* _WHAT THIS TASK INVOLVES_
Each record below must be returned exactly as shown.

^^^^^^^^

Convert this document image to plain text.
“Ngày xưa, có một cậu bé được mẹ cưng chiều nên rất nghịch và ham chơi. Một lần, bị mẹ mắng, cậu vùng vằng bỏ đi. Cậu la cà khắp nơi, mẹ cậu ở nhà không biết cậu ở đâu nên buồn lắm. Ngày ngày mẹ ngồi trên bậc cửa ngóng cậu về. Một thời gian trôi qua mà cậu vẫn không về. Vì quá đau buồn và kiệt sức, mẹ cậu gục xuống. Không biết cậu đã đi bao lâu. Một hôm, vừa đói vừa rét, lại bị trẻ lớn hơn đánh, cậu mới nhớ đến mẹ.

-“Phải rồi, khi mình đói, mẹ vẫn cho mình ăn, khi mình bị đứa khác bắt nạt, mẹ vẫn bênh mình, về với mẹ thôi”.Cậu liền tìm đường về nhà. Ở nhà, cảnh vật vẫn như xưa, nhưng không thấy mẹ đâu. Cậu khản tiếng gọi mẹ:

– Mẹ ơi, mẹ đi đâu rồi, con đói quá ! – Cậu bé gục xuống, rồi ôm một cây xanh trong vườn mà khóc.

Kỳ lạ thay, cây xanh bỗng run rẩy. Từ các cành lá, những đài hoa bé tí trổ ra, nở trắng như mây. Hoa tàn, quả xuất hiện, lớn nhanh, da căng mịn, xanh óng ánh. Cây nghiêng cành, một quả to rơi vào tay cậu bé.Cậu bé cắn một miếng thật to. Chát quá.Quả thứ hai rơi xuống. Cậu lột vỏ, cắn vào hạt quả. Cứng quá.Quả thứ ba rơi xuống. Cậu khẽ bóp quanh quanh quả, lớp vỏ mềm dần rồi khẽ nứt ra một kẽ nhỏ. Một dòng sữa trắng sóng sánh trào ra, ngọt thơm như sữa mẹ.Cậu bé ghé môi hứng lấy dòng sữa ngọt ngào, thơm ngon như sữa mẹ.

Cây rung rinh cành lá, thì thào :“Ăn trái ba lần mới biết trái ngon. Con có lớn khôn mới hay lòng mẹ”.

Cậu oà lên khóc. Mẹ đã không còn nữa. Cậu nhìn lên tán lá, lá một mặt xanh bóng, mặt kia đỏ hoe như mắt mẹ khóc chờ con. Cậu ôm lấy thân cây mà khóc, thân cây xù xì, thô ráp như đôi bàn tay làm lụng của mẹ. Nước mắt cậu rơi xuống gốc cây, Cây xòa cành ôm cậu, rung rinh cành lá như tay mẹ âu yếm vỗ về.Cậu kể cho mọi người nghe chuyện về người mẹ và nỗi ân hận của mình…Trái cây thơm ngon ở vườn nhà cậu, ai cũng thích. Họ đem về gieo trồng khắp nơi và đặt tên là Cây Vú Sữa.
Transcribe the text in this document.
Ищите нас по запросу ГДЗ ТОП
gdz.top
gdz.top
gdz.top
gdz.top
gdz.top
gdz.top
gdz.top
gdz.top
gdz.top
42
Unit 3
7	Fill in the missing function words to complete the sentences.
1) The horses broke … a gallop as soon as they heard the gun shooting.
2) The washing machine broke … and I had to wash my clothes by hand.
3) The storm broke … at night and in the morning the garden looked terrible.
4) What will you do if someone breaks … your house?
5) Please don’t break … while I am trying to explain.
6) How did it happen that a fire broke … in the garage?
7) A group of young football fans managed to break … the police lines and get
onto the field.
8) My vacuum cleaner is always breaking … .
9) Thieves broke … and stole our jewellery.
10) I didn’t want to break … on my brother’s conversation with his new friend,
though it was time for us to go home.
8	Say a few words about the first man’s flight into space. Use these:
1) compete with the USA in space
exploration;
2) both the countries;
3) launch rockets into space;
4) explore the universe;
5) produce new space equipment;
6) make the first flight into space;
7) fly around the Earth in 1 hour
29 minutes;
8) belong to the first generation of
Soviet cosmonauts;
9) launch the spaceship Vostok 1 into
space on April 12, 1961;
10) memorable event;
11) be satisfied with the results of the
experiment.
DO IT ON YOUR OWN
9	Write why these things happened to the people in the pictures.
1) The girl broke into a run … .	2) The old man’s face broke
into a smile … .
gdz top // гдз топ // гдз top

^^^^^^^^

* _EXERCISE RESULT_
Convert this document image to plain text.
“Ngày xưa, có một cậu bé được mẹ cưng chiều nên rất nghịch và ham chơi. Một lần, bị mẹ mắng, cậu vùng vằng bỏ đi. Cậu la cà khắp nơi, mẹ cậu ở nhà không biết cậu ở đâu nên buồn lắm. Ngày ngày mẹ ngồi trên bậc cửa ngóng cậu về. Một thời gian trôi qua mà cậu vẫn không về. Vì quá đau buồn và kiệt sức, mẹ cậu gục xuống. Không biết cậu đã đi bao lâu. Một hôm, vừa đói vừa rét, lại bị trẻ lớn hơn đánh, cậu mới nhớ đến mẹ.

-“Phải rồi, khi mình đói, mẹ vẫn cho mình ăn, khi mình bị đứa khác bắt nạt, mẹ vẫn bênh mình, về với mẹ thôi”.Cậu liền tìm đường về nhà. Ở nhà, cảnh vật vẫn như xưa, nhưng không thấy mẹ đâu. Cậu khản tiếng gọi mẹ:

– Mẹ ơi, mẹ đi đâu rồi, con đói quá ! – Cậu bé gục xuống, rồi ôm một cây xanh trong vườn mà khóc.

Kỳ lạ thay, cây xanh bỗng run rẩy. Từ các cành lá, những đài hoa bé tí trổ ra, nở trắng như mây. Hoa tàn, quả xuất hiện, lớn nhanh, da căng mịn, xanh óng ánh. Cây nghiêng cành, một quả to rơi vào tay cậu bé.Cậu bé cắn một miếng thật to. Chát quá.Quả thứ hai rơi xuống. Cậu lột vỏ, cắn vào hạt quả. Cứng quá.Quả thứ ba rơi xuống. Cậu khẽ bóp quanh quanh quả, lớp vỏ mềm dần rồi khẽ nứt ra một kẽ nhỏ. Một dòng sữa trắng sóng sánh trào ra, ngọt thơm như sữa mẹ.Cậu bé ghé môi hứng lấy dòng sữa ngọt ngào, thơm ngon như sữa mẹ.

Cây rung rinh cành lá, thì thào :“Ăn trái ba lần mới biết trái ngon. Con có lớn khôn mới hay lòng mẹ”.

Cậu oà lên khóc. Mẹ đã không còn nữa. Cậu nhìn lên tán lá, lá một mặt xanh bóng, mặt kia đỏ hoe như mắt mẹ khóc chờ con. Cậu ôm lấy thân cây mà khóc, thân cây xù xì, thô ráp như đôi bàn tay làm lụng của mẹ. Nước mắt cậu rơi xuống gốc cây, Cây xòa cành ôm cậu, rung rinh cành lá như tay mẹ âu yếm vỗ về.Cậu kể cho mọi người nghe chuyện về người mẹ và nỗi ân hận của mình…Trái cây thơm ngon ở vườn nhà cậu, ai cũng thích. Họ đem về gieo trồng khắp nơi và đặt tên là Cây Vú Sữa.
Transcribe the text in this document.
Ищите нас по запросу ГДЗ ТОП
gdz.top
gdz.top
gdz.top
gdz.top
gdz.top
gdz.top
gdz.top
gdz.top
gdz.top
42
Unit 3
7	Fill in the missing function words to complete the sentences.
1) The horses broke … a gallop as soon as they heard the gun shooting.
2) The washing machine broke … and I had to wash my clothes by hand.
3) The storm broke … at night and in the morning the garden looked terrible.
4) What will you do if someone breaks … your house?
5) Please don’t break … while I am trying to explain.
6) How did it happen that a fire broke … in the garage?
7) A group of young football fans managed to break … the police lines and get
onto the field.
8) My vacuum cleaner is always breaking … .
9) Thieves broke … and stole our jewellery.
10) I didn’t want to break … on my brother’s conversation with his new friend,
though it was time for us to go home.
8	Say a few words about the first man’s flight into space. Use these:
1) compete with the USA in space
exploration;
2) both the countries;
3) launch rockets into space;
4) explore the universe;
5) produce new space equipment;
6) make the first flight into space;
7) fly around the Earth in 1 hour
29 minutes;
8) belong to the first generation of
Soviet cosmonauts;
9) launch the spaceship Vostok 1 into
space on April 12, 1961;
10) memorable event;
11) be satisfied with the results of the
experiment.
DO IT ON YOUR OWN
9	Write why these things happened to the people in the pictures.
1) The girl broke into a run … .	2) The old man’s face broke
into a smile … .
gdz top // гдз топ // гдз top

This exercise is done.